┌──
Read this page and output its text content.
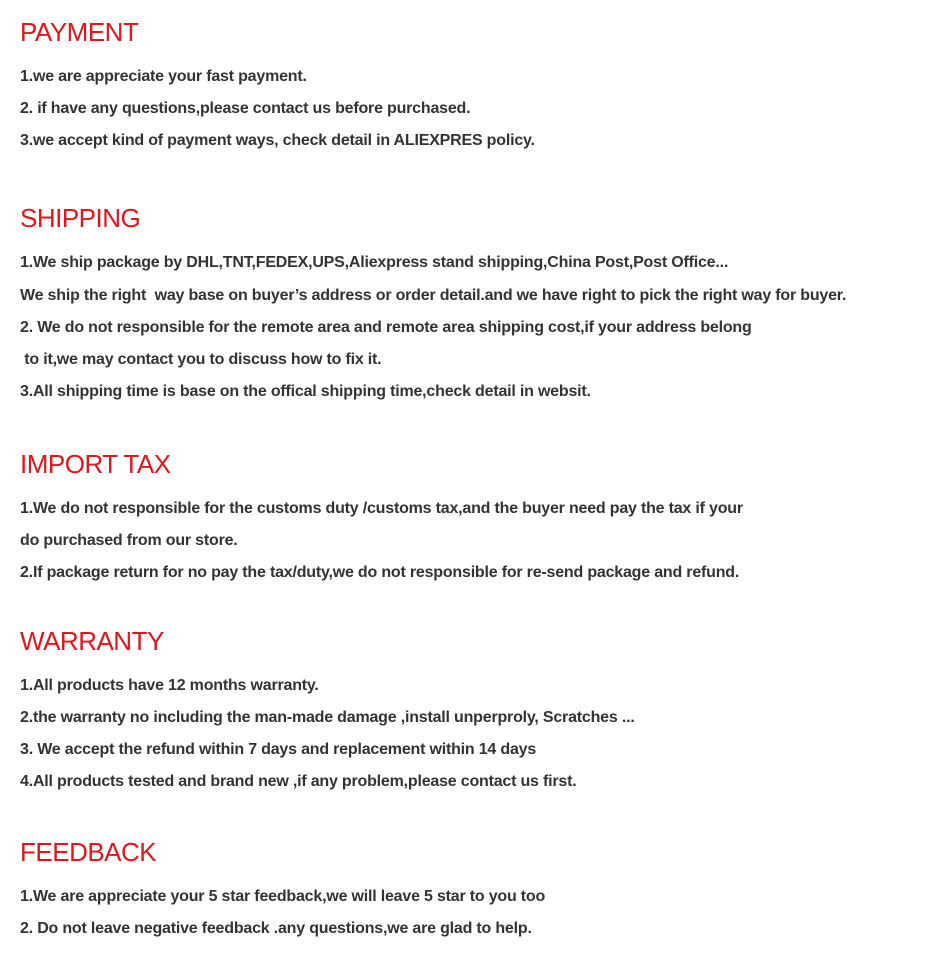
PAYMENT

1.we are appreciate your fast payment.

2. if have any questions,please contact us before purchased.

3.we accept kind of payment ways, check detail in ALIEXPRES policy.

SHIPPING

1.We ship package by DHL,TNT,FEDEX,UPS,Aliexpress stand shipping,China Post,Post Office...

We ship the right  way base on buyer’s address or order detail.and we have right to pick the right way for buyer.

2. We do not responsible for the remote area and remote area shipping cost,if your address belong

to it,we may contact you to discuss how to fix it.

3.All shipping time is base on the offical shipping time,check detail in websit.

IMPORT TAX

1.We do not responsible for the customs duty /customs tax,and the buyer need pay the tax if your

do purchased from our store.

2.If package return for no pay the tax/duty,we do not responsible for re-send package and refund.

WARRANTY

1.All products have 12 months warranty.

2.the warranty no including the man-made damage ,install unperproly, Scratches ...

3. We accept the refund within 7 days and replacement within 14 days

4.All products tested and brand new ,if any problem,please contact us first.

FEEDBACK

1.We are appreciate your 5 star feedback,we will leave 5 star to you too

2. Do not leave negative feedback .any questions,we are glad to help.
└──
Leave out the pictures and print every line of the data exactly.

### SOLUTION TO THIS TASK:
Read this page and output its text content.
PAYMENT

1.we are appreciate your fast payment.

2. if have any questions,please contact us before purchased.

3.we accept kind of payment ways, check detail in ALIEXPRES policy.

SHIPPING

1.We ship package by DHL,TNT,FEDEX,UPS,Aliexpress stand shipping,China Post,Post Office...

We ship the right  way base on buyer’s address or order detail.and we have right to pick the right way for buyer.

2. We do not responsible for the remote area and remote area shipping cost,if your address belong

to it,we may contact you to discuss how to fix it.

3.All shipping time is base on the offical shipping time,check detail in websit.

IMPORT TAX

1.We do not responsible for the customs duty /customs tax,and the buyer need pay the tax if your

do purchased from our store.

2.If package return for no pay the tax/duty,we do not responsible for re-send package and refund.

WARRANTY

1.All products have 12 months warranty.

2.the warranty no including the man-made damage ,install unperproly, Scratches ...

3. We accept the refund within 7 days and replacement within 14 days

4.All products tested and brand new ,if any problem,please contact us first.

FEEDBACK

1.We are appreciate your 5 star feedback,we will leave 5 star to you too

2. Do not leave negative feedback .any questions,we are glad to help.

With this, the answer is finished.